▶ [What the task requires]: Report each line of the data that has "CHEESEBURGER" somewhere in it.
___ Provided material ___
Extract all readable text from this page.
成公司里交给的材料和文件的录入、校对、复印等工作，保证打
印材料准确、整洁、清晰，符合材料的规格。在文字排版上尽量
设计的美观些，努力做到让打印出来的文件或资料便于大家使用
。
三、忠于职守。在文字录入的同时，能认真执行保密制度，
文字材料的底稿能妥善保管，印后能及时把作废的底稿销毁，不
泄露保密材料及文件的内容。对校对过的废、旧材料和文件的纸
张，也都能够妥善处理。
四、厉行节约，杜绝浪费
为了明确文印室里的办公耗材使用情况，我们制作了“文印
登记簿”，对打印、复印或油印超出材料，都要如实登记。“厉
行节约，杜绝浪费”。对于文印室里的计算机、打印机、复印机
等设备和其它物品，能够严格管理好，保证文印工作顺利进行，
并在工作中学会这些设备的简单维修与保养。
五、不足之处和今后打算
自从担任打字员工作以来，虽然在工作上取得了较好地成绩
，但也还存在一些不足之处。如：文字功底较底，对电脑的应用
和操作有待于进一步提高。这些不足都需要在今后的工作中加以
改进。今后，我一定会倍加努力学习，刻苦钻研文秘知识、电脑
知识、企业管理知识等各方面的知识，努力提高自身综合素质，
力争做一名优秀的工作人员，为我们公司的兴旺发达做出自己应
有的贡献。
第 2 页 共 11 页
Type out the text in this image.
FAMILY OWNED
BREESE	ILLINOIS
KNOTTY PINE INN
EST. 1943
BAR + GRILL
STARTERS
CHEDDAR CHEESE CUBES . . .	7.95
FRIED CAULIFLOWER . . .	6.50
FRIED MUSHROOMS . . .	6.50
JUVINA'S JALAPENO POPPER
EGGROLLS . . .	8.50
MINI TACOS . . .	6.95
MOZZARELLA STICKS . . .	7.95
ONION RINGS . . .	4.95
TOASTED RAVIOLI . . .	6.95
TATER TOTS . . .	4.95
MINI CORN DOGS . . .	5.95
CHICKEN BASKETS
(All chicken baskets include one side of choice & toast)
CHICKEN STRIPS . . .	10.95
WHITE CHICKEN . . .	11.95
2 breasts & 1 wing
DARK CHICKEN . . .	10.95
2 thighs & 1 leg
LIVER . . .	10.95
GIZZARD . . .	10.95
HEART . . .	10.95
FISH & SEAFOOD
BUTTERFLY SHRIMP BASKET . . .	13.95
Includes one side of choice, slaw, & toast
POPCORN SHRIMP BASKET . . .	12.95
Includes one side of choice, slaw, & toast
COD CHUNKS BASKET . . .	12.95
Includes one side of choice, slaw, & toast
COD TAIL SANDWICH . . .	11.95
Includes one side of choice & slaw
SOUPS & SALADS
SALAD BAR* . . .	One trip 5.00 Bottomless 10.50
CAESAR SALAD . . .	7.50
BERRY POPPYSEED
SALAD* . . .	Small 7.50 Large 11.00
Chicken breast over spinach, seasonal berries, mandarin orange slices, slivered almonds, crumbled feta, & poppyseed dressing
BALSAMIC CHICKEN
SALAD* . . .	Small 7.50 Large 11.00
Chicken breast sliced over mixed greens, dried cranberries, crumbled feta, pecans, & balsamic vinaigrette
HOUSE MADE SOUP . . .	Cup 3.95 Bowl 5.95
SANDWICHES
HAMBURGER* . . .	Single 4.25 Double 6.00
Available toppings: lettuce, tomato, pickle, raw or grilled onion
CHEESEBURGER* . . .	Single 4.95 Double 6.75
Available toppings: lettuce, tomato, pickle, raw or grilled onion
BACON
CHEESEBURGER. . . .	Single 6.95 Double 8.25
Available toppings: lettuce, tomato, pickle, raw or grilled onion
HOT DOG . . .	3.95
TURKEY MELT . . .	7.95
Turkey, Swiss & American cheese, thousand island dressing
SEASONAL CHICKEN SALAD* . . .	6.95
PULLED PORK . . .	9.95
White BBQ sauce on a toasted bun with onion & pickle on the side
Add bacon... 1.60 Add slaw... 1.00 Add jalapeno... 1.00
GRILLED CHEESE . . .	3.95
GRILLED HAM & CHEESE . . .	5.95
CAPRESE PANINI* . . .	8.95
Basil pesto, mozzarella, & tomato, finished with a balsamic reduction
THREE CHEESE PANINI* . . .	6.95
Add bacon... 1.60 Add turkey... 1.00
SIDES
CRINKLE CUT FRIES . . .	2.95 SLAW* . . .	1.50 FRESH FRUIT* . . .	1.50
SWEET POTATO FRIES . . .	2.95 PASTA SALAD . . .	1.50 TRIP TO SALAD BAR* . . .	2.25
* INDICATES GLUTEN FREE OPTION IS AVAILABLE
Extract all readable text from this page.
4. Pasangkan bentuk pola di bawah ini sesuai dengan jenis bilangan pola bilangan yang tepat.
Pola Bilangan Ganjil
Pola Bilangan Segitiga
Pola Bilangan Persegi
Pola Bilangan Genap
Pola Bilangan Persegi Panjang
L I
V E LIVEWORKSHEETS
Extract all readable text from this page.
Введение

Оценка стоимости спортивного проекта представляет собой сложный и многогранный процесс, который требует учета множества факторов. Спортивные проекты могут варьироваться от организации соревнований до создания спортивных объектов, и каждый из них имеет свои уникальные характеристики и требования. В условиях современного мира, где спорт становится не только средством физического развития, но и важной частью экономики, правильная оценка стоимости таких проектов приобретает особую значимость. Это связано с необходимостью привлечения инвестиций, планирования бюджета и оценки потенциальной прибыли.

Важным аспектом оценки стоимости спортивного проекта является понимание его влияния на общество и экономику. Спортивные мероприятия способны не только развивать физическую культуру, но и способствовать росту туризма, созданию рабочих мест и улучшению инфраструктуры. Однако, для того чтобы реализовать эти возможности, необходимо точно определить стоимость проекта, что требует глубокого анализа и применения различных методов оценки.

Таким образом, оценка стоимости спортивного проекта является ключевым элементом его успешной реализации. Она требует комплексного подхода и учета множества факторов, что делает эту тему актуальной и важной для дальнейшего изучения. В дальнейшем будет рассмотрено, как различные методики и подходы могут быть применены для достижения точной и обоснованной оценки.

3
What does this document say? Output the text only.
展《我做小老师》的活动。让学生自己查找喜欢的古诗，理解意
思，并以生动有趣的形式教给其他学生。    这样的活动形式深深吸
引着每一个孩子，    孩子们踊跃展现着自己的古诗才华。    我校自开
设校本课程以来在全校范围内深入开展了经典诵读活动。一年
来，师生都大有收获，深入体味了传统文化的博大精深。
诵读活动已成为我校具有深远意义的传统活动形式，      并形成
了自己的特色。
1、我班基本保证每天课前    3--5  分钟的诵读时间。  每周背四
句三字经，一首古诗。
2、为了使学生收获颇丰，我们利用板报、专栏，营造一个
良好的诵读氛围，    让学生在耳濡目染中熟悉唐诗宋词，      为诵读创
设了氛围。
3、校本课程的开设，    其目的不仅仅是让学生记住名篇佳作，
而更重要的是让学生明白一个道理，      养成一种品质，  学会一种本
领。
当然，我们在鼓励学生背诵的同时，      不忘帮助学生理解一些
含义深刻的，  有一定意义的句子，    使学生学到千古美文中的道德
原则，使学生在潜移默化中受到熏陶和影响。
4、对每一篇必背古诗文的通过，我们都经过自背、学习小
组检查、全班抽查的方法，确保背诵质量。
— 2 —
___
▶ [The solution]:
CHEESEBURGER* . . .	Single 4.95 Double 6.75
CHEESEBURGER. . . .	Single 6.95 Double 8.25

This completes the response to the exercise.